(What you have to do): Pictures aside, write out every record exactly as it appears.

(Material):
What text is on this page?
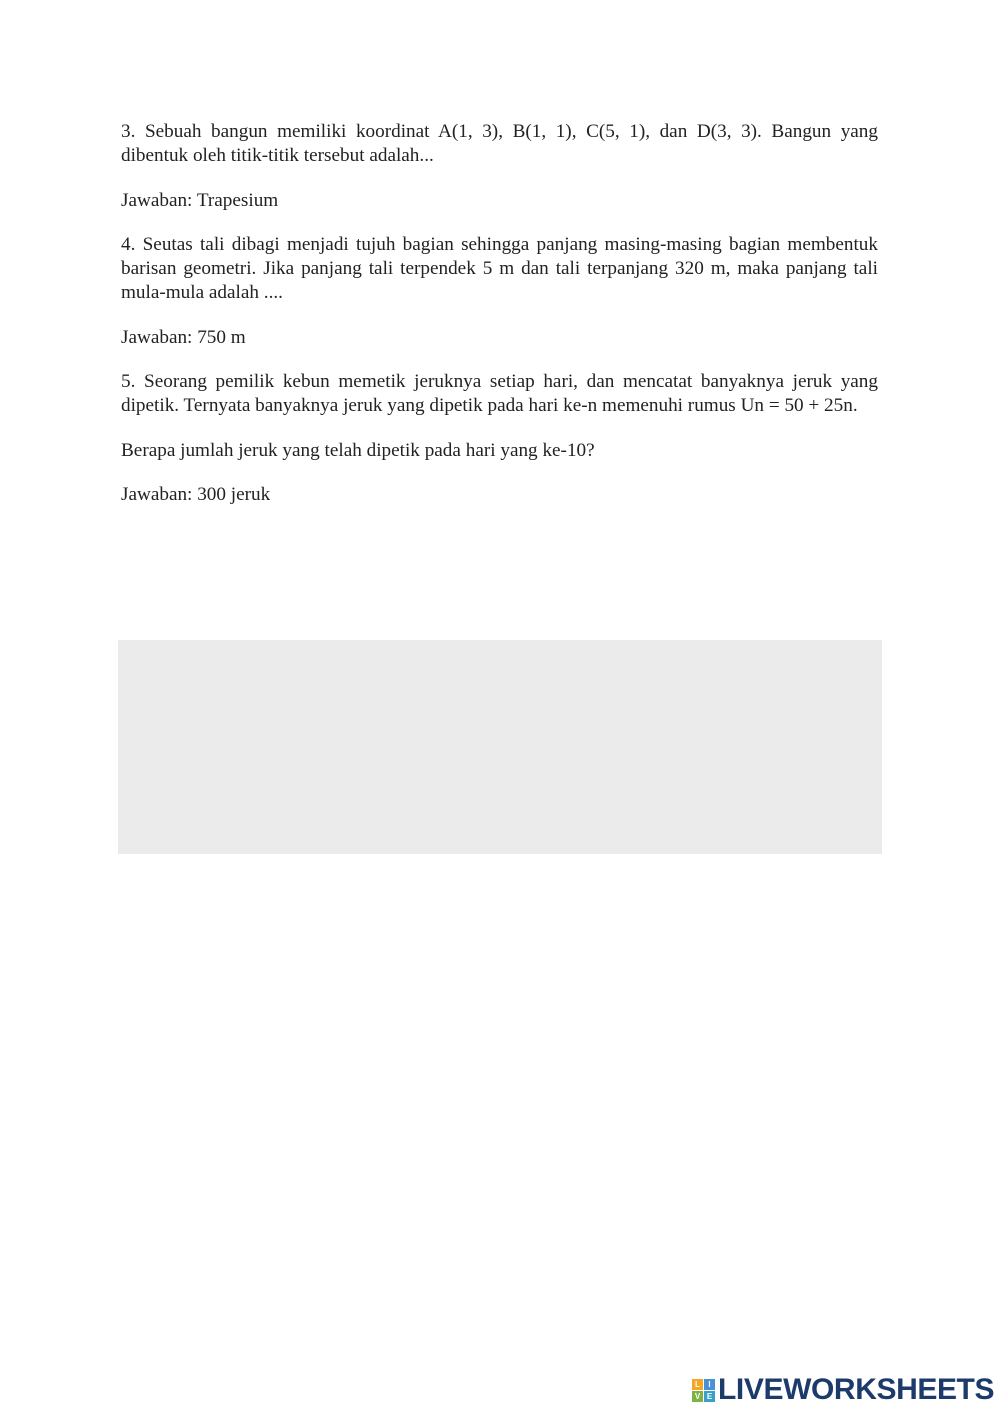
3. Sebuah bangun memiliki koordinat A(1, 3), B(1, 1), C(5, 1), dan D(3, 3). Bangun yang dibentuk oleh titik-titik tersebut adalah...

Jawaban: Trapesium

4. Seutas tali dibagi menjadi tujuh bagian sehingga panjang masing-masing bagian membentuk barisan geometri. Jika panjang tali terpendek 5 m dan tali terpanjang 320 m, maka panjang tali mula-mula adalah ....

Jawaban: 750 m

5. Seorang pemilik kebun memetik jeruknya setiap hari, dan mencatat banyaknya jeruk yang dipetik. Ternyata banyaknya jeruk yang dipetik pada hari ke-n memenuhi rumus Un = 50 + 25n.

Berapa jumlah jeruk yang telah dipetik pada hari yang ke-10?

Jawaban: 300 jeruk

L	I
V E LIVEWORKSHEETS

(Answer to the task):
What text is on this page?
3. Sebuah bangun memiliki koordinat A(1, 3), B(1, 1), C(5, 1), dan D(3, 3). Bangun yang dibentuk oleh titik-titik tersebut adalah...

Jawaban: Trapesium

4. Seutas tali dibagi menjadi tujuh bagian sehingga panjang masing-masing bagian membentuk barisan geometri. Jika panjang tali terpendek 5 m dan tali terpanjang 320 m, maka panjang tali mula-mula adalah ....

Jawaban: 750 m

5. Seorang pemilik kebun memetik jeruknya setiap hari, dan mencatat banyaknya jeruk yang dipetik. Ternyata banyaknya jeruk yang dipetik pada hari ke-n memenuhi rumus Un = 50 + 25n.

Berapa jumlah jeruk yang telah dipetik pada hari yang ke-10?

Jawaban: 300 jeruk

L	I
V E LIVEWORKSHEETS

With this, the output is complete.